Giphy has several methods for searching and finding GIFs which you can read about in their documentation. Today we’re just going to use the ‘translate’ endpoint because it’s the simplest one for our purposes. You can find the appropriate URL in their documentation by scrolling down here. What it tells us is that the correct URL is api.giphy.com/v1/gifs/translate and that it requires 2 parameters, your api_key and a search term. If you put it all together correctly (with YOUR API key) you should get something like this:

'https://api.giphy.com/v1/gifs/translate?api_key=YOUR_KEY_HERE&s=cats'
// of course we're searching for cats

Go ahead and try that URL (with YOUR API key) in a browser. If everything goes well you should get a relatively long string of data and no errors.

CORS

A side note before we start putting this into our code. For security reasons, by default, browsers restrict HTTP requests to outside sources (which is exactly what we’re trying to do here). There’s a very small amount of setup that we need to do to make fetching work. Learning about this is outside our scope right now, but if you want to learn a bit about it this Wikipedia article and this Javascript.info article are good starting points.

(Collected data)

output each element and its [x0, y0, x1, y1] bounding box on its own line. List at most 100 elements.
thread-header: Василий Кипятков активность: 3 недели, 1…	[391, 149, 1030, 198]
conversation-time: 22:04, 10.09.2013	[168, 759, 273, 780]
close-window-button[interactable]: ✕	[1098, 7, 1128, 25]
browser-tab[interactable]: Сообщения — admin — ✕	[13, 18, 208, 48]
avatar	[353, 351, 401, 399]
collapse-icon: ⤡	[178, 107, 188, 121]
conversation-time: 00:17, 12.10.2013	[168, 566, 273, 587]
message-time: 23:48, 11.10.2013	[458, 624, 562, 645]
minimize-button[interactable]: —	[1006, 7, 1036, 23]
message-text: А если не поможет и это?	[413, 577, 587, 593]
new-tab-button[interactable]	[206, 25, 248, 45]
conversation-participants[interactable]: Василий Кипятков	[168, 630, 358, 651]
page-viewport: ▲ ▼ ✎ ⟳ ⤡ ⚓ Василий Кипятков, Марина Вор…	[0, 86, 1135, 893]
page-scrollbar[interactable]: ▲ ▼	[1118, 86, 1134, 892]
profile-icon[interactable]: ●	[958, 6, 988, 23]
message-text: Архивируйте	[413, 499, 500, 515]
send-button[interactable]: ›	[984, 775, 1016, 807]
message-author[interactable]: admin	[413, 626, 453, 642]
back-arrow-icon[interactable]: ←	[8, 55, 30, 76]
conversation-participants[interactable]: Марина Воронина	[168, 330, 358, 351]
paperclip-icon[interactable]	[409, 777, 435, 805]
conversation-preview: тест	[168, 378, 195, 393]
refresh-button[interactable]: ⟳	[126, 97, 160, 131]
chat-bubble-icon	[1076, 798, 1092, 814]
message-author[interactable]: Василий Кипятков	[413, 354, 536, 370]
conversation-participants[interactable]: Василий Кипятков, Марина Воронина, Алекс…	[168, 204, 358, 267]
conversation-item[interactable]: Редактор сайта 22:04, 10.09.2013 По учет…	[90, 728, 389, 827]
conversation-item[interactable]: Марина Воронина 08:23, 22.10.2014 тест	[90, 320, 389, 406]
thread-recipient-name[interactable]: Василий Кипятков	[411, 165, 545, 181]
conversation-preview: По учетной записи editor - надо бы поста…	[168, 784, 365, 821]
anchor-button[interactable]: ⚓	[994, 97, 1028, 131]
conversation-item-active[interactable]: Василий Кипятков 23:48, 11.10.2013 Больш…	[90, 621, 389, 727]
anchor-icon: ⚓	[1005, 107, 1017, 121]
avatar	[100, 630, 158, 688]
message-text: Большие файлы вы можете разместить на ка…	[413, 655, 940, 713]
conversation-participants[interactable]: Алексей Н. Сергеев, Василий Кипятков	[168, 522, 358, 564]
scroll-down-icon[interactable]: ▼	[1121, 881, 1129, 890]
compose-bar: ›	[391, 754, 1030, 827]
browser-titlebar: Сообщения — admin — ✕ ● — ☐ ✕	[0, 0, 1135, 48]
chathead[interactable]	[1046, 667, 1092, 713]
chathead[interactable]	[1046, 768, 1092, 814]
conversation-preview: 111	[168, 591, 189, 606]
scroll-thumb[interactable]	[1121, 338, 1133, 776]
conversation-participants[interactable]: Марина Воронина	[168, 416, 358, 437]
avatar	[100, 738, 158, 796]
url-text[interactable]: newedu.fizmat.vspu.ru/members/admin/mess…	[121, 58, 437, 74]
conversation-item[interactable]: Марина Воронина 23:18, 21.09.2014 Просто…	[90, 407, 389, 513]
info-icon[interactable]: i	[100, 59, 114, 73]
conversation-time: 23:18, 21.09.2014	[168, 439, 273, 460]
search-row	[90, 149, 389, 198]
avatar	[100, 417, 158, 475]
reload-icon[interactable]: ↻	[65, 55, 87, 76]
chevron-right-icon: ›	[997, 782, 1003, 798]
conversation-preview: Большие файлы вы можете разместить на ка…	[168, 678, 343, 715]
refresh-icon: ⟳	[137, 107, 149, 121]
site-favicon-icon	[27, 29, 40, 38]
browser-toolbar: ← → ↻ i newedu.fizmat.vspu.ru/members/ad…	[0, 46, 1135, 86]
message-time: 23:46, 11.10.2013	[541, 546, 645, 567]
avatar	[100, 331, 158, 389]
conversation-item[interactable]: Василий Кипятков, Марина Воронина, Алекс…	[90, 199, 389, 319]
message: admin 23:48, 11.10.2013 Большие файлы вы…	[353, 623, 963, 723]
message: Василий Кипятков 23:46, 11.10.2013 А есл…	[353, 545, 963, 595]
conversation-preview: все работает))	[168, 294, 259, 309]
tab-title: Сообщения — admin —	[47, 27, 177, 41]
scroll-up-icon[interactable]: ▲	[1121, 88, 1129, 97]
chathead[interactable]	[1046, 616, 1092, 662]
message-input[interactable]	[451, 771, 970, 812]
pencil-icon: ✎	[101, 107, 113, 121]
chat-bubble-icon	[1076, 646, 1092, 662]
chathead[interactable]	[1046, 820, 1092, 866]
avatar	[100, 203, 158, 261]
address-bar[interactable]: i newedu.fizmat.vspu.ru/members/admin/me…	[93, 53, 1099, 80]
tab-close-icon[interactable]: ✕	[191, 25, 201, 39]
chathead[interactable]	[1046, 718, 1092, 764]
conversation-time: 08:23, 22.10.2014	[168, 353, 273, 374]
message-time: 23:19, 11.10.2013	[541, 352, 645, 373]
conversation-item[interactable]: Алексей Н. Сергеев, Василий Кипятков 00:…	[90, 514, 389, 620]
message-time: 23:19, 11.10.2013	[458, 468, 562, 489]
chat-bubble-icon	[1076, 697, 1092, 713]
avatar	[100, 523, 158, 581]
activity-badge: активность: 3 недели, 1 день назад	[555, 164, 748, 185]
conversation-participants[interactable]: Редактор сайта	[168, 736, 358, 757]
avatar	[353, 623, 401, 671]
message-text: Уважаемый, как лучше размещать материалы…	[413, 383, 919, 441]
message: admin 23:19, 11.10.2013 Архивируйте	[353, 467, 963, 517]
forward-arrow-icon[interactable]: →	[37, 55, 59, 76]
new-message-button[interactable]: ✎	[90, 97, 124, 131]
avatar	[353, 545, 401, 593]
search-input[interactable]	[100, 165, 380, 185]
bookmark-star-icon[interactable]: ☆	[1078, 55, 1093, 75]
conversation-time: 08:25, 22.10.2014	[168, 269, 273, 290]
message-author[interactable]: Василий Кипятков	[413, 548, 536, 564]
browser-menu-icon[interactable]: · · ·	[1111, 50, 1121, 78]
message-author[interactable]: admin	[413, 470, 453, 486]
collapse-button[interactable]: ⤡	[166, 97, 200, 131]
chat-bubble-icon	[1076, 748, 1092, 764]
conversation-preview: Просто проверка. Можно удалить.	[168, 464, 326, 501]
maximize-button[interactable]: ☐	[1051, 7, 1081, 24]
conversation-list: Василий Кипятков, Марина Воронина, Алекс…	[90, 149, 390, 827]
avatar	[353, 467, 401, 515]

Task instructions —
1: Reproduce word for word the section of the Giphy API passage that begins with the words containing "Go ahead and" and ends with "good starting points.".
2: According to the Giphy API passage, which two parameters does the translate endpoint require?

Answer set —
1:
Go ahead and try that URL (with YOUR API key) in a browser. If everything goes well you should get a relatively long string of data and no errors.

CORS

A side note before we start putting this into our code. For security reasons, by default, browsers restrict HTTP requests to outside sources (which is exactly what we’re trying to do here). There’s a very small amount of setup that we need to do to make fetching work. Learning about this is outside our scope right now, but if you want to learn a bit about it this Wikipedia article and this Javascript.info article are good starting points.

2: Your api_key and a search term.